** start SUPPLIED DATA **

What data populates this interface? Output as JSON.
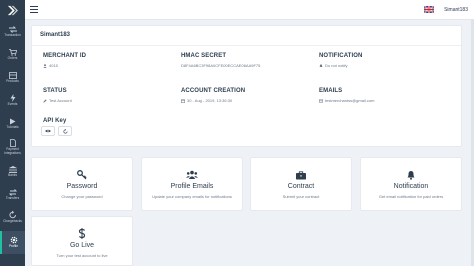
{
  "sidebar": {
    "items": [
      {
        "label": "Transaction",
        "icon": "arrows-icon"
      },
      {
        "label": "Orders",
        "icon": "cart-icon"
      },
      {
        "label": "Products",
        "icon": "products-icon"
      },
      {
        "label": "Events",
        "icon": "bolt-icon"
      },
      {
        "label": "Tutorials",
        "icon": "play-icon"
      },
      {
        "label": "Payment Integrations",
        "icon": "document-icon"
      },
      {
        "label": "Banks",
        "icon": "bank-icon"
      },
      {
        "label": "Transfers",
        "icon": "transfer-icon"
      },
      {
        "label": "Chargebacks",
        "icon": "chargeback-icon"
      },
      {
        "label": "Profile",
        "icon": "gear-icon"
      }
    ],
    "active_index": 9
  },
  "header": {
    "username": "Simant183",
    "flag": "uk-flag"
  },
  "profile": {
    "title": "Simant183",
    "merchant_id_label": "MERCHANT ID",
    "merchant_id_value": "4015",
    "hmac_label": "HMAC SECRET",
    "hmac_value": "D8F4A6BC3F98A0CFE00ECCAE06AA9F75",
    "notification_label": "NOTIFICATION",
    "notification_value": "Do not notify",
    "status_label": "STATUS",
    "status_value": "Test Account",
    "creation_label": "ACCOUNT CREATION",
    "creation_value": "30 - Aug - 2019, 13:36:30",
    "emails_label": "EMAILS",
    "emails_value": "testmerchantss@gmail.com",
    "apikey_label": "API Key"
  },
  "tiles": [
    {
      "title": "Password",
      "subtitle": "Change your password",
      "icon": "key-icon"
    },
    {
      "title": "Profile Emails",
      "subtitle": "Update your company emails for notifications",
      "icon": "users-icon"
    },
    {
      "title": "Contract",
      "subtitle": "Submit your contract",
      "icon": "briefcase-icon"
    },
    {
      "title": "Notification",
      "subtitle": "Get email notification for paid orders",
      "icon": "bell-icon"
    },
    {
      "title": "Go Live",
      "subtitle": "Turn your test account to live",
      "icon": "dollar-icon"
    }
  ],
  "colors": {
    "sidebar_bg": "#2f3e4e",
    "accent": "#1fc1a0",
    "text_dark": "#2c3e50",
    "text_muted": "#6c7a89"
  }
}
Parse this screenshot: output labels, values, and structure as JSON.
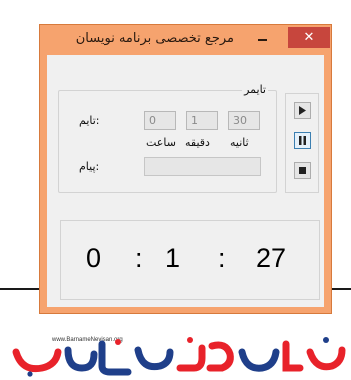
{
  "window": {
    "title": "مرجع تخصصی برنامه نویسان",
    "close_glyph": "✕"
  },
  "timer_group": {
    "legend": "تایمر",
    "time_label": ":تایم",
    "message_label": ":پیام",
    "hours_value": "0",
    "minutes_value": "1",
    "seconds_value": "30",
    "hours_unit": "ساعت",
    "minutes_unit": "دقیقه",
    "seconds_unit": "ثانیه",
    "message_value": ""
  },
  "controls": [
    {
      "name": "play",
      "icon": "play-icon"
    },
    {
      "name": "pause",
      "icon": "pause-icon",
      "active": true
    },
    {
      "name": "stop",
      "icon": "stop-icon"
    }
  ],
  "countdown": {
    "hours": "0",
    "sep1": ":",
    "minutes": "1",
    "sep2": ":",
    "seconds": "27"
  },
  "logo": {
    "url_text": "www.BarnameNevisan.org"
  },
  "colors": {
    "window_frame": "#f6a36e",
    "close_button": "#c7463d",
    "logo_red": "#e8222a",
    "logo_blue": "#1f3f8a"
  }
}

** end SUPPLIED DATA **

**EXERCISE AIM:**
From the material above, copy everything exactly but the pictures.

**RESULT:**
What data populates this interface? Output as JSON.
{
  "sidebar": {
    "items": [
      {
        "label": "Transaction",
        "icon": "arrows-icon"
      },
      {
        "label": "Orders",
        "icon": "cart-icon"
      },
      {
        "label": "Products",
        "icon": "products-icon"
      },
      {
        "label": "Events",
        "icon": "bolt-icon"
      },
      {
        "label": "Tutorials",
        "icon": "play-icon"
      },
      {
        "label": "Payment Integrations",
        "icon": "document-icon"
      },
      {
        "label": "Banks",
        "icon": "bank-icon"
      },
      {
        "label": "Transfers",
        "icon": "transfer-icon"
      },
      {
        "label": "Chargebacks",
        "icon": "chargeback-icon"
      },
      {
        "label": "Profile",
        "icon": "gear-icon"
      }
    ],
    "active_index": 9
  },
  "header": {
    "username": "Simant183",
    "flag": "uk-flag"
  },
  "profile": {
    "title": "Simant183",
    "merchant_id_label": "MERCHANT ID",
    "merchant_id_value": "4015",
    "hmac_label": "HMAC SECRET",
    "hmac_value": "D8F4A6BC3F98A0CFE00ECCAE06AA9F75",
    "notification_label": "NOTIFICATION",
    "notification_value": "Do not notify",
    "status_label": "STATUS",
    "status_value": "Test Account",
    "creation_label": "ACCOUNT CREATION",
    "creation_value": "30 - Aug - 2019, 13:36:30",
    "emails_label": "EMAILS",
    "emails_value": "testmerchantss@gmail.com",
    "apikey_label": "API Key"
  },
  "tiles": [
    {
      "title": "Password",
      "subtitle": "Change your password",
      "icon": "key-icon"
    },
    {
      "title": "Profile Emails",
      "subtitle": "Update your company emails for notifications",
      "icon": "users-icon"
    },
    {
      "title": "Contract",
      "subtitle": "Submit your contract",
      "icon": "briefcase-icon"
    },
    {
      "title": "Notification",
      "subtitle": "Get email notification for paid orders",
      "icon": "bell-icon"
    },
    {
      "title": "Go Live",
      "subtitle": "Turn your test account to live",
      "icon": "dollar-icon"
    }
  ],
  "colors": {
    "sidebar_bg": "#2f3e4e",
    "accent": "#1fc1a0",
    "text_dark": "#2c3e50",
    "text_muted": "#6c7a89"
  }
}
Parse this screenshot: output labels, values, and structure as JSON.
{
  "window": {
    "title": "مرجع تخصصی برنامه نویسان",
    "close_glyph": "✕"
  },
  "timer_group": {
    "legend": "تایمر",
    "time_label": ":تایم",
    "message_label": ":پیام",
    "hours_value": "0",
    "minutes_value": "1",
    "seconds_value": "30",
    "hours_unit": "ساعت",
    "minutes_unit": "دقیقه",
    "seconds_unit": "ثانیه",
    "message_value": ""
  },
  "controls": [
    {
      "name": "play",
      "icon": "play-icon"
    },
    {
      "name": "pause",
      "icon": "pause-icon",
      "active": true
    },
    {
      "name": "stop",
      "icon": "stop-icon"
    }
  ],
  "countdown": {
    "hours": "0",
    "sep1": ":",
    "minutes": "1",
    "sep2": ":",
    "seconds": "27"
  },
  "logo": {
    "url_text": "www.BarnameNevisan.org"
  },
  "colors": {
    "window_frame": "#f6a36e",
    "close_button": "#c7463d",
    "logo_red": "#e8222a",
    "logo_blue": "#1f3f8a"
  }
}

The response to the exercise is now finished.